--- Raw data ---
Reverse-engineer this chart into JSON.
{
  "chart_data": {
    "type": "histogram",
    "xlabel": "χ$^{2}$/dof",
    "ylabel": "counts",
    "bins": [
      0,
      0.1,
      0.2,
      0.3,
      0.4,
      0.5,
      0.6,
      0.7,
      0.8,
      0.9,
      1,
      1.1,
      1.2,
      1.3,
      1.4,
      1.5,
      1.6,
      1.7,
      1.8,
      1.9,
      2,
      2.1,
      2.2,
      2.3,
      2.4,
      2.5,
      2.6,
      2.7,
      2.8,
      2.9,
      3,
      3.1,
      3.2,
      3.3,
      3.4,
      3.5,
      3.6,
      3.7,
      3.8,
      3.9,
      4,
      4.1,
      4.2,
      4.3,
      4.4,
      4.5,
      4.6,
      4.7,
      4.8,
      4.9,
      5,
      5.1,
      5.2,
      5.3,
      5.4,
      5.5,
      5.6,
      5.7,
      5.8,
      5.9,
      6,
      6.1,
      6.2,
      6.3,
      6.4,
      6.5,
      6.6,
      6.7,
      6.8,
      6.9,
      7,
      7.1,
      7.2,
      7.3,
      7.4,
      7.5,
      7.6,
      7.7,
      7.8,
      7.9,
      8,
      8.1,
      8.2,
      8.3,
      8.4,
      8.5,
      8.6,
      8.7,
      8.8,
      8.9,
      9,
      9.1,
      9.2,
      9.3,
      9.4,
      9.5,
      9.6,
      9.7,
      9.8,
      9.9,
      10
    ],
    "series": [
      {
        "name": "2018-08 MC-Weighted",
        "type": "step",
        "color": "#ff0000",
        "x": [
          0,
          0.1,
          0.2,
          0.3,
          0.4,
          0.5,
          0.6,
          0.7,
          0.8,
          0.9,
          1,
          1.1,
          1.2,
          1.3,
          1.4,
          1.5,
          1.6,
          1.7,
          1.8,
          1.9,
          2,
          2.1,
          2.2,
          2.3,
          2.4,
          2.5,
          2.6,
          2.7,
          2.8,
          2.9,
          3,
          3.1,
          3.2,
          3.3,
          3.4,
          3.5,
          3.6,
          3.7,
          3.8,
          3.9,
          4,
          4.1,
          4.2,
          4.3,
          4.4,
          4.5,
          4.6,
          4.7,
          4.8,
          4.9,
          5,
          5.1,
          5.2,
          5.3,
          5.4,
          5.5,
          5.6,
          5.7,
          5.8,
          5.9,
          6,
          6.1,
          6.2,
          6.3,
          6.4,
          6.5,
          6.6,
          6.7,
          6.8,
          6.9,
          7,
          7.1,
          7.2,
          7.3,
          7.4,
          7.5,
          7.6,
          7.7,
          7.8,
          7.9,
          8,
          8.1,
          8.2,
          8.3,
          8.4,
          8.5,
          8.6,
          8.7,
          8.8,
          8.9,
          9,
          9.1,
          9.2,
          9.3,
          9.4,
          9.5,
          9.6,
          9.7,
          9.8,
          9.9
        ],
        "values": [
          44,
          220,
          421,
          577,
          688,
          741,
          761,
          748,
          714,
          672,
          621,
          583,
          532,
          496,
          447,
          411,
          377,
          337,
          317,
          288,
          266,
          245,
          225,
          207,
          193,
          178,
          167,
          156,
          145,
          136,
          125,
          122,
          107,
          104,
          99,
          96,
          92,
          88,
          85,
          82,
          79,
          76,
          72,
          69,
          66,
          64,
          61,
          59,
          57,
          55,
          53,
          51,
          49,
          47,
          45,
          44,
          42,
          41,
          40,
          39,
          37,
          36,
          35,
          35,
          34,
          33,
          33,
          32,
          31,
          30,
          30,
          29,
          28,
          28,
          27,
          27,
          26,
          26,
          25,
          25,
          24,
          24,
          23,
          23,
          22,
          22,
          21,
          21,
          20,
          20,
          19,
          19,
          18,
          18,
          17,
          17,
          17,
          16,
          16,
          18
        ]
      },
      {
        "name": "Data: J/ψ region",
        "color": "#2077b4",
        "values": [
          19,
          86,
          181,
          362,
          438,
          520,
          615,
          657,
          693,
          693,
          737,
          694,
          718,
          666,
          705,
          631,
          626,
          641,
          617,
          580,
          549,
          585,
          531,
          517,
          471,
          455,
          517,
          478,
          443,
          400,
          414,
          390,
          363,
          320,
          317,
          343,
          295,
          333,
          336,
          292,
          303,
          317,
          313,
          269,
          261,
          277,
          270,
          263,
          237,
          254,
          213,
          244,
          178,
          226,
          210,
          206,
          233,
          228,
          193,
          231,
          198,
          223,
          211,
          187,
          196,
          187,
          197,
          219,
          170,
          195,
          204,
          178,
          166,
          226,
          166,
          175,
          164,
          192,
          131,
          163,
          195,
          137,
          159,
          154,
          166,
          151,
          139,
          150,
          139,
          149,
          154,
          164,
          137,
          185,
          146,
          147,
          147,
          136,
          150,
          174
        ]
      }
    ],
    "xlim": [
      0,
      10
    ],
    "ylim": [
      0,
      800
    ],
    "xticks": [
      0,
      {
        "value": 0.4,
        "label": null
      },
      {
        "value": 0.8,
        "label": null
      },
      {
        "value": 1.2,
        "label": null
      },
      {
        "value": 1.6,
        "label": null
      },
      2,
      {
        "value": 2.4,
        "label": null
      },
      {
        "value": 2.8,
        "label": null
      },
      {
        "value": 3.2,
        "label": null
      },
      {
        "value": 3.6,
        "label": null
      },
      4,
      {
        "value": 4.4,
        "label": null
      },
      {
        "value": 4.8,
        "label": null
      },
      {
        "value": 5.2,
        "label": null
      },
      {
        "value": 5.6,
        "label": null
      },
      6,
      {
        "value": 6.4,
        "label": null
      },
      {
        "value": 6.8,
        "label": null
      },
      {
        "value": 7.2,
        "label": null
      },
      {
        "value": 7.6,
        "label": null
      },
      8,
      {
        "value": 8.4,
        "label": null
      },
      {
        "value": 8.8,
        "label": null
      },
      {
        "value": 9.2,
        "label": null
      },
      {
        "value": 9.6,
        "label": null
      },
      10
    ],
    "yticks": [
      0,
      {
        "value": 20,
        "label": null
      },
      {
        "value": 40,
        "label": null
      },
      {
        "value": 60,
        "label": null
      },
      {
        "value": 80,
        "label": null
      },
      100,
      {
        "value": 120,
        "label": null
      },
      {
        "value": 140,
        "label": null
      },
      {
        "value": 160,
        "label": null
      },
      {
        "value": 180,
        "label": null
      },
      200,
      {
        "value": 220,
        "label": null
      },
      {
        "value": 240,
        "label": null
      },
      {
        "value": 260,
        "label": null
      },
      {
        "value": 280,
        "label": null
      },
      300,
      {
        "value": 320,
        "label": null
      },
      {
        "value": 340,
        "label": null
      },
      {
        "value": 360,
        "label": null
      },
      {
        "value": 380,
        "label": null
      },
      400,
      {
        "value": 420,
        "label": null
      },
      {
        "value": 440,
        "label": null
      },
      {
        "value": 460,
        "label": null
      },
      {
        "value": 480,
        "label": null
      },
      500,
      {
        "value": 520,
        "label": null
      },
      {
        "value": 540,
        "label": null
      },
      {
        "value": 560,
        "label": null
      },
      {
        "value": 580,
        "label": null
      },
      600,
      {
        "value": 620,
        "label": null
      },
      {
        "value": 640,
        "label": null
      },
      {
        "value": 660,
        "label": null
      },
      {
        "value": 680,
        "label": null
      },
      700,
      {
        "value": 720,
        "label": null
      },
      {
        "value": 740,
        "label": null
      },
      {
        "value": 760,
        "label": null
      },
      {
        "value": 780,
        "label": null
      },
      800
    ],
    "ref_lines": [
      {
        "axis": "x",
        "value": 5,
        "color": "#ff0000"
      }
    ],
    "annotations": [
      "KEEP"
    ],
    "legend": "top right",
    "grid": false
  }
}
---
To be done - From the entries above, copy every line where the word "name" shows up.

Exercise output -
        "name": "2018-08 MC-Weighted",
        "name": "Data: J/ψ region",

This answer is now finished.